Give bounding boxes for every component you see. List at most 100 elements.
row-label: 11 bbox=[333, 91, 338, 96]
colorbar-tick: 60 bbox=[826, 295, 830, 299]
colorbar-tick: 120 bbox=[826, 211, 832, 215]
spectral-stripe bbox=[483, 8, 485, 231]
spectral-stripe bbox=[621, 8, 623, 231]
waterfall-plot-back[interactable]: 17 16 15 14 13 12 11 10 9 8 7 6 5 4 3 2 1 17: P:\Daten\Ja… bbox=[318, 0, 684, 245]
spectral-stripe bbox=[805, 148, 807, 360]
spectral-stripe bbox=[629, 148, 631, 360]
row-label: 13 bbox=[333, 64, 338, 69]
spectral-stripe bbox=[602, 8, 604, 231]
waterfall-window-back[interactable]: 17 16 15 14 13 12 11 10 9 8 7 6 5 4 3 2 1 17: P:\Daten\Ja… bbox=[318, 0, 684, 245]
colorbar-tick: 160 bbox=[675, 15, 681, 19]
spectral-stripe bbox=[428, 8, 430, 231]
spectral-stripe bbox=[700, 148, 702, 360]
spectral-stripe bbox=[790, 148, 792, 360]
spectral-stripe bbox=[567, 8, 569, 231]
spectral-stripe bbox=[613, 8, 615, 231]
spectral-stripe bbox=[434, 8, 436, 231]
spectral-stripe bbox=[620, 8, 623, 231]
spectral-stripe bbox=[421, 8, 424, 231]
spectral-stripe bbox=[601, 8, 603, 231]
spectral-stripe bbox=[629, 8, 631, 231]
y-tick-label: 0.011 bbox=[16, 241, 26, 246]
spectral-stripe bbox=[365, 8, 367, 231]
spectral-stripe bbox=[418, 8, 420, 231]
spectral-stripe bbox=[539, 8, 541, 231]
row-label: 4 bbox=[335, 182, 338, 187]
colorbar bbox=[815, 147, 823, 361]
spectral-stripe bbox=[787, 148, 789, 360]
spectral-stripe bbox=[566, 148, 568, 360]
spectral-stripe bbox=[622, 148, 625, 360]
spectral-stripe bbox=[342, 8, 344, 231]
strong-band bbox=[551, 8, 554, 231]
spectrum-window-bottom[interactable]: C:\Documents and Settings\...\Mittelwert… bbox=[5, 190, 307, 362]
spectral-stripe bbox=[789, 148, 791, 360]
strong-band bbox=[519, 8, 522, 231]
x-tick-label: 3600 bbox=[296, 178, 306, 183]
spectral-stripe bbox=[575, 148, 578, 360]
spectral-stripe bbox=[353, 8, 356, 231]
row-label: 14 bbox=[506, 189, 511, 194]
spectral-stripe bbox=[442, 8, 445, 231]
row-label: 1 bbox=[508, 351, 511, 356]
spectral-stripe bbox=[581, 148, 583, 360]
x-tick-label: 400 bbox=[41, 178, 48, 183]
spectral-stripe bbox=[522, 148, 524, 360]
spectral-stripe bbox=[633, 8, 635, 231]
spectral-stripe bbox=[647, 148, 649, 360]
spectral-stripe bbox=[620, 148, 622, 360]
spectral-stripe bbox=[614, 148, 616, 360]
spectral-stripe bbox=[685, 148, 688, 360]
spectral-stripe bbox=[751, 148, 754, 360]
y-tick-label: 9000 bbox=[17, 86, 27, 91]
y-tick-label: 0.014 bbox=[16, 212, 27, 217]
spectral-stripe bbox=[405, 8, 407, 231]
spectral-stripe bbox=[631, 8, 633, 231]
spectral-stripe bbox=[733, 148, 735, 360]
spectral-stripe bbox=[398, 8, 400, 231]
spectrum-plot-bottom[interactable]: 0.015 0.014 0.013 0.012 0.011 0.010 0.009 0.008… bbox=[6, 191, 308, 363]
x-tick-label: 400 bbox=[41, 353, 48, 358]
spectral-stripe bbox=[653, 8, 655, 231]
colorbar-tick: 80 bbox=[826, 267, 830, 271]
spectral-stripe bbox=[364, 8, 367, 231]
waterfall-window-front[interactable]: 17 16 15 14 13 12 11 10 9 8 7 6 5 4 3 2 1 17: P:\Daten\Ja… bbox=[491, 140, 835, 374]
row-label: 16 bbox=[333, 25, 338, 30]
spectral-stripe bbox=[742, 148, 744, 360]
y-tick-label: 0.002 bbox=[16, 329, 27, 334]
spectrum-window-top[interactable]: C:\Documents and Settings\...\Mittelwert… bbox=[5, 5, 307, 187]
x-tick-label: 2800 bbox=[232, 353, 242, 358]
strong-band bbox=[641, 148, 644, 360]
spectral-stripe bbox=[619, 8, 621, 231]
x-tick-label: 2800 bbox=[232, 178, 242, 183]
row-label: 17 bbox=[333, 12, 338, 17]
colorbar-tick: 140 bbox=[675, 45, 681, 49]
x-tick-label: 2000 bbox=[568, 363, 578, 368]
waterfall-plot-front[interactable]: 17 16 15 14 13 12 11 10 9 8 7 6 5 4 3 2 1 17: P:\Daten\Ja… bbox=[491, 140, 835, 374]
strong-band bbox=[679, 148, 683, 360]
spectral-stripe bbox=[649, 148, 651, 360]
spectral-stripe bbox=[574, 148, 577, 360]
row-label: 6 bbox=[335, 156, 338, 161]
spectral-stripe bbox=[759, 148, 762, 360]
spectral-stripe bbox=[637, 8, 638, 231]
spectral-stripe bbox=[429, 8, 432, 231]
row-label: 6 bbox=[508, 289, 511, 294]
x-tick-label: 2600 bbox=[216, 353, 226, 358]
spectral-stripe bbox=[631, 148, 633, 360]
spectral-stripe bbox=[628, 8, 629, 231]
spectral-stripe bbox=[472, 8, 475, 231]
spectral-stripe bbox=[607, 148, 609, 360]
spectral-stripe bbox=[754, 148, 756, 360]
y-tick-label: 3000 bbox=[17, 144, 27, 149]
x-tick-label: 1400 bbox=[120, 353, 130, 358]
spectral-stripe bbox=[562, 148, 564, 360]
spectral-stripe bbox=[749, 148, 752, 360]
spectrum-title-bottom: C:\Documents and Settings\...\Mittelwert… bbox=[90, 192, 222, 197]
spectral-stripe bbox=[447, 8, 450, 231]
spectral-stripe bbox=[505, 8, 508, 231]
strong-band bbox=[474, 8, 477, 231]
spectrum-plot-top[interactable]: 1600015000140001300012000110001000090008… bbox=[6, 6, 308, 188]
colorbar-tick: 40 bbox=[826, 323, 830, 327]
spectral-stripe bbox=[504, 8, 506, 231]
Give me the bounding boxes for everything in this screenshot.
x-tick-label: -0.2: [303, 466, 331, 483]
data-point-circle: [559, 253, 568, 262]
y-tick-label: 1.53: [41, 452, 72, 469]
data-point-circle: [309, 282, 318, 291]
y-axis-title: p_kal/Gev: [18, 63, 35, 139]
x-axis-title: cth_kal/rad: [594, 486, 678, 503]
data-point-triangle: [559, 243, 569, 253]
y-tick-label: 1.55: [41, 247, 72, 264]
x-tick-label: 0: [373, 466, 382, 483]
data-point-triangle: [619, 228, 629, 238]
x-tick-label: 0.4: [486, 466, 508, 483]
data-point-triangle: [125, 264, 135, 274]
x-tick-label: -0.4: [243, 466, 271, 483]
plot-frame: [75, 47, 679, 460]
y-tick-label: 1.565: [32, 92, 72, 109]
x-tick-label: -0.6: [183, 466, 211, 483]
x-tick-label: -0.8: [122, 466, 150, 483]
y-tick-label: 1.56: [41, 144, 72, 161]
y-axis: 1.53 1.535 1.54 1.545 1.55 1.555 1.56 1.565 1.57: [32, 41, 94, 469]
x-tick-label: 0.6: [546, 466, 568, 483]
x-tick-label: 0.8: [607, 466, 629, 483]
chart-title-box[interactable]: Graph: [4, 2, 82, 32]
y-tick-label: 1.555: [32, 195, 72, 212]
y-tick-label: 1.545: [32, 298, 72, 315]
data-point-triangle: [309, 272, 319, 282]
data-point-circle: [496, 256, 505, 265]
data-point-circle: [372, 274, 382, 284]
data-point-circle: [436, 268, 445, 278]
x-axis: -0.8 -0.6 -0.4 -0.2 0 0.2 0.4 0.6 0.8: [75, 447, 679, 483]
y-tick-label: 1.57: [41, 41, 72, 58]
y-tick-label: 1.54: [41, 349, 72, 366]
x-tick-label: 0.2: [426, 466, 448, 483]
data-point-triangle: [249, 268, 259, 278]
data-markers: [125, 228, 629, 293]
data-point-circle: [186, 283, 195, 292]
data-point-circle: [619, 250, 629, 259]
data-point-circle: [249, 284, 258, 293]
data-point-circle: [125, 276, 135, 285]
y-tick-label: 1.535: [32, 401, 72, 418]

..............................

* _Exercise details_: Please reproduce the entries from the beginning through the line containing "spectral-stripe bbox=[621, 8, 623, 231]", swapping "colorbar-tick" for "colorbar-label" and leaving everything else unchanged.

* _Response for this exercise_:
Give bounding boxes for every component you see. List at most 100 elements.
row-label: 11 bbox=[333, 91, 338, 96]
colorbar-label: 60 bbox=[826, 295, 830, 299]
colorbar-label: 120 bbox=[826, 211, 832, 215]
spectral-stripe bbox=[483, 8, 485, 231]
spectral-stripe bbox=[621, 8, 623, 231]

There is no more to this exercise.